▶ [TASK INPUT]

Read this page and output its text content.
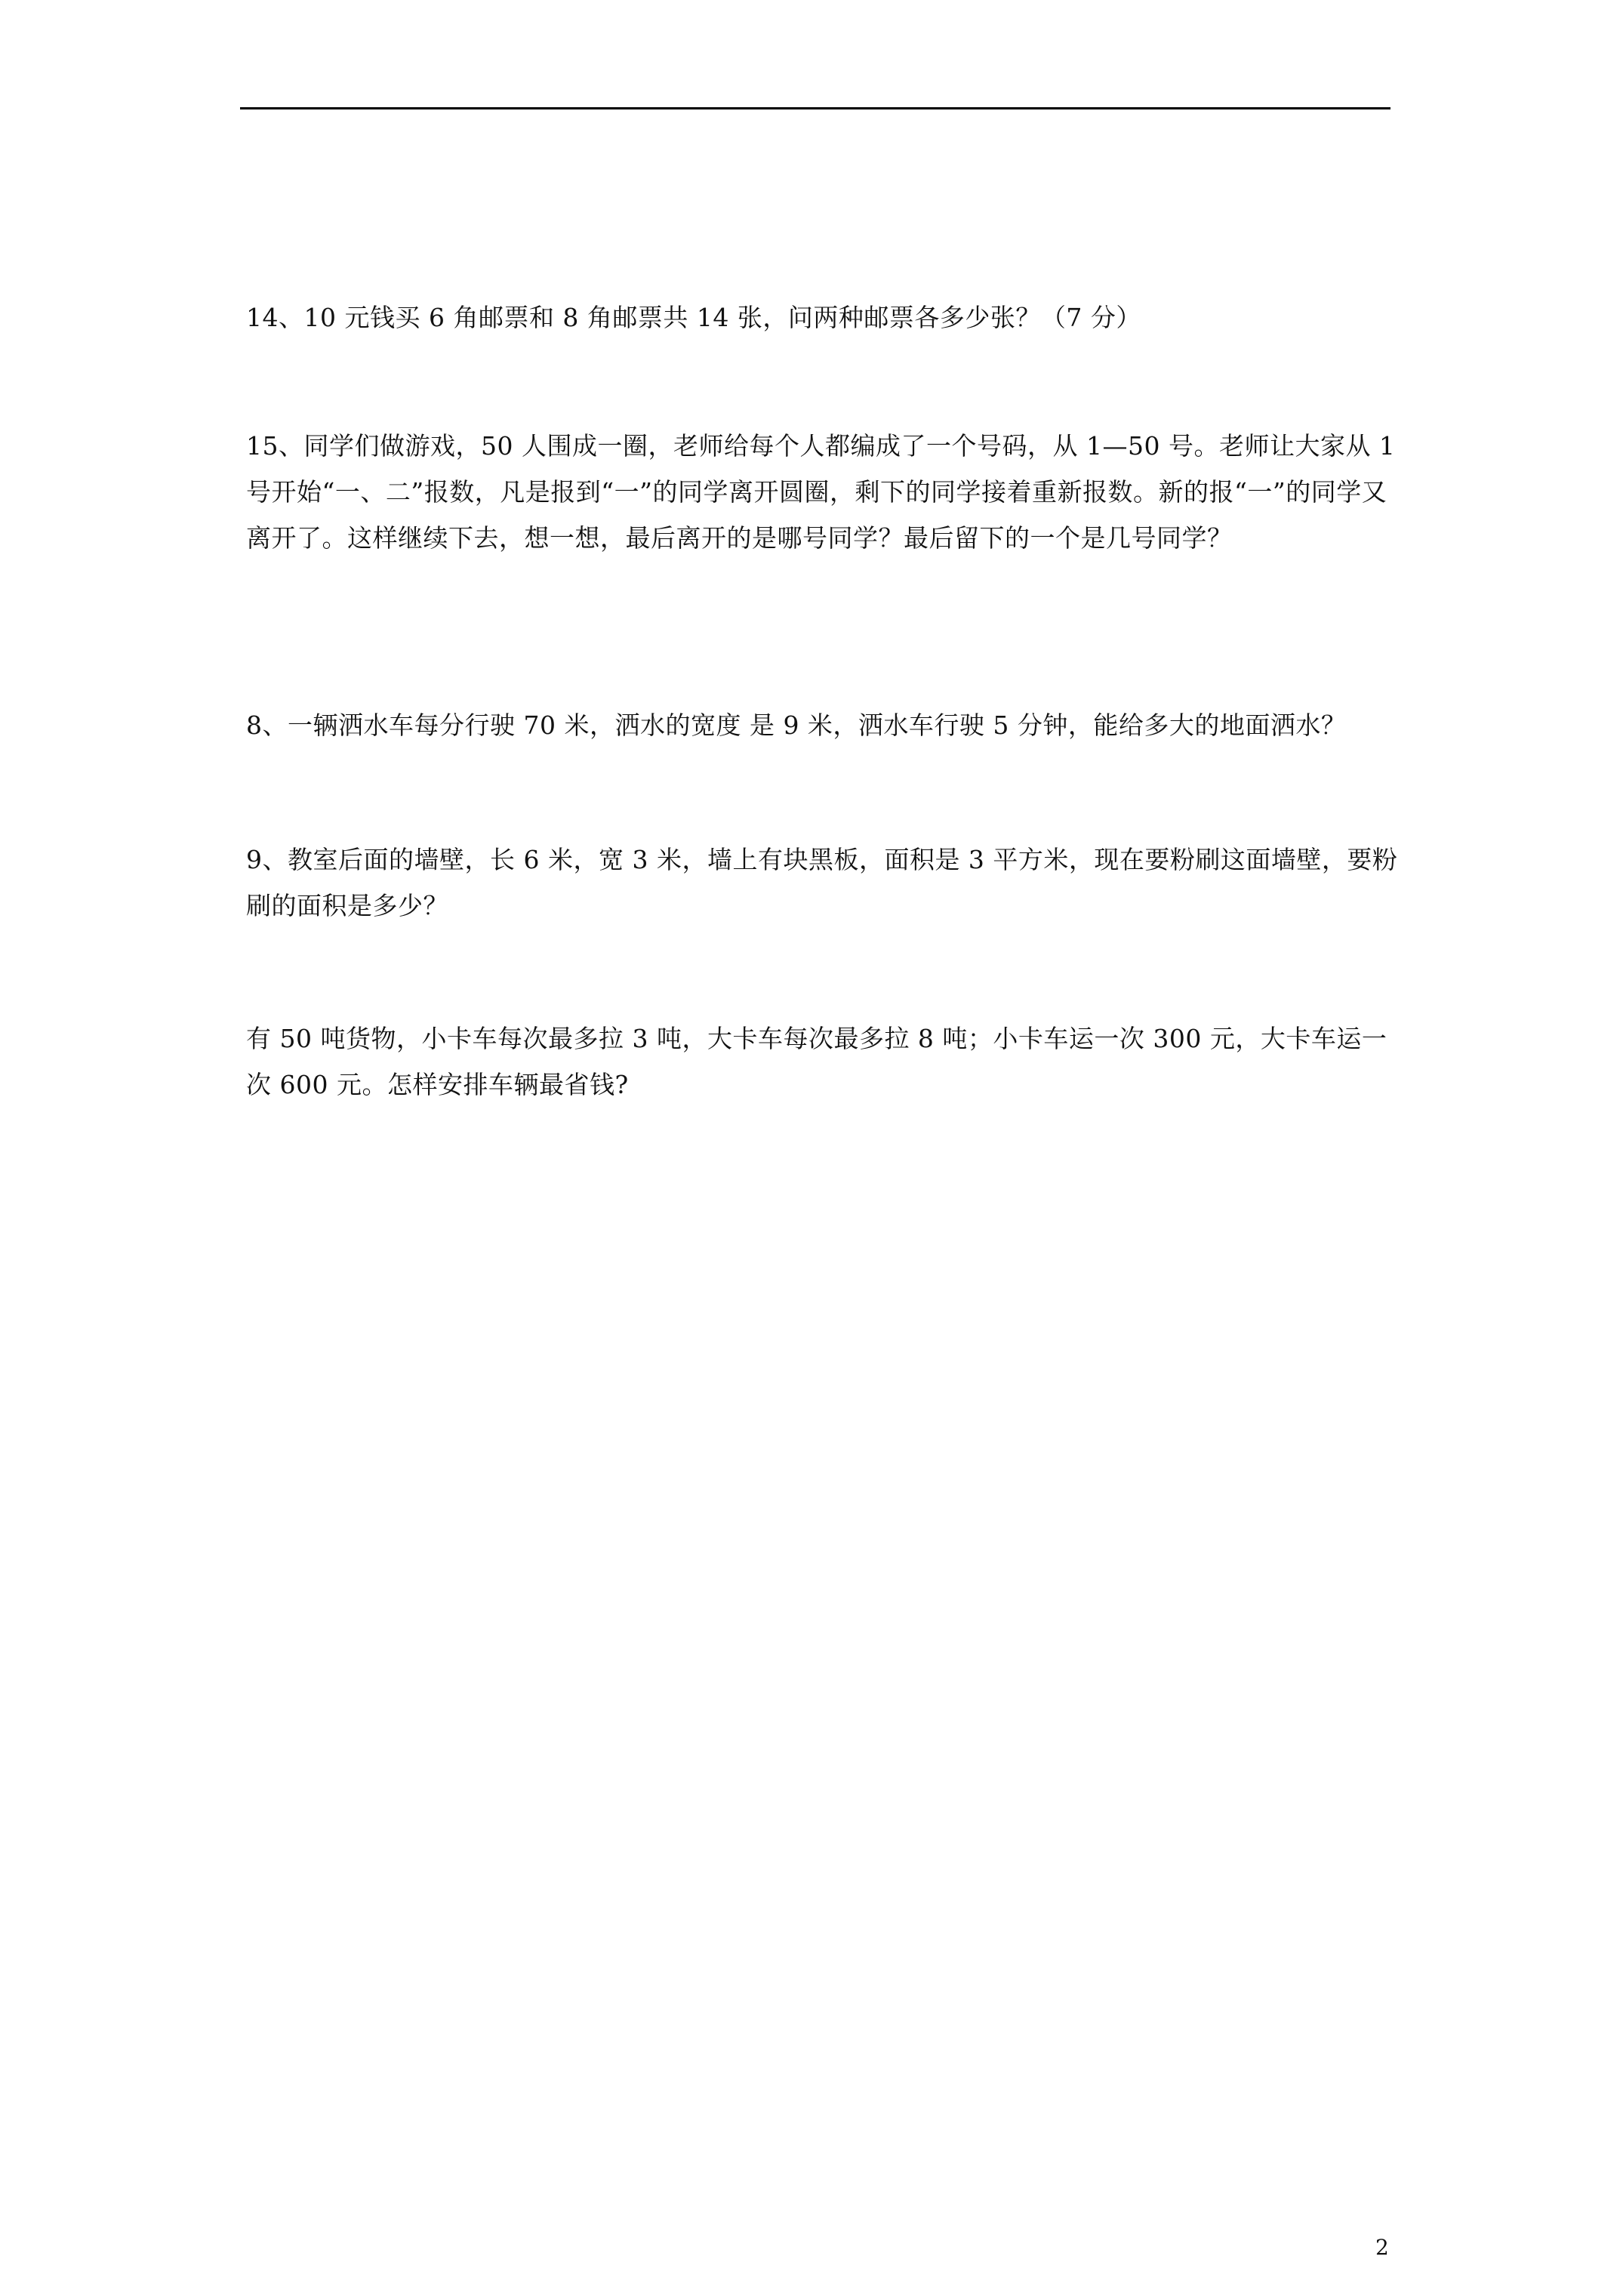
14、10 元钱买 6 角邮票和 8 角邮票共 14 张，问两种邮票各多少张？（7 分）

15、同学们做游戏，50 人围成一圈，老师给每个人都编成了一个号码，从 1—50 号。老师让大家从 1 号开始“一、二”报数，凡是报到“一”的同学离开圆圈，剩下的同学接着重新报数。新的报“一”的同学又离开了。这样继续下去，想一想，最后离开的是哪号同学？最后留下的一个是几号同学？

8、一辆洒水车每分行驶 70 米，洒水的宽度 是 9 米，洒水车行驶 5 分钟，能给多大的地面洒水？

9、教室后面的墙壁，长 6 米，宽 3 米，墙上有块黑板，面积是 3 平方米，现在要粉刷这面墙壁，要粉刷的面积是多少？

有 50 吨货物，小卡车每次最多拉 3 吨，大卡车每次最多拉 8 吨；小卡车运一次 300 元，大卡车运一次 600 元。怎样安排车辆最省钱?

2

▶ [STATED EXERCISE] Your task is an exact transcription of all the data, minus the pictures.

▶ [RESPONSE TO THE TASK]
Read this page and output its text content.
14、10 元钱买 6 角邮票和 8 角邮票共 14 张，问两种邮票各多少张？（7 分）

15、同学们做游戏，50 人围成一圈，老师给每个人都编成了一个号码，从 1—50 号。老师让大家从 1 号开始“一、二”报数，凡是报到“一”的同学离开圆圈，剩下的同学接着重新报数。新的报“一”的同学又离开了。这样继续下去，想一想，最后离开的是哪号同学？最后留下的一个是几号同学？

8、一辆洒水车每分行驶 70 米，洒水的宽度 是 9 米，洒水车行驶 5 分钟，能给多大的地面洒水？

9、教室后面的墙壁，长 6 米，宽 3 米，墙上有块黑板，面积是 3 平方米，现在要粉刷这面墙壁，要粉刷的面积是多少？

有 50 吨货物，小卡车每次最多拉 3 吨，大卡车每次最多拉 8 吨；小卡车运一次 300 元，大卡车运一次 600 元。怎样安排车辆最省钱?

2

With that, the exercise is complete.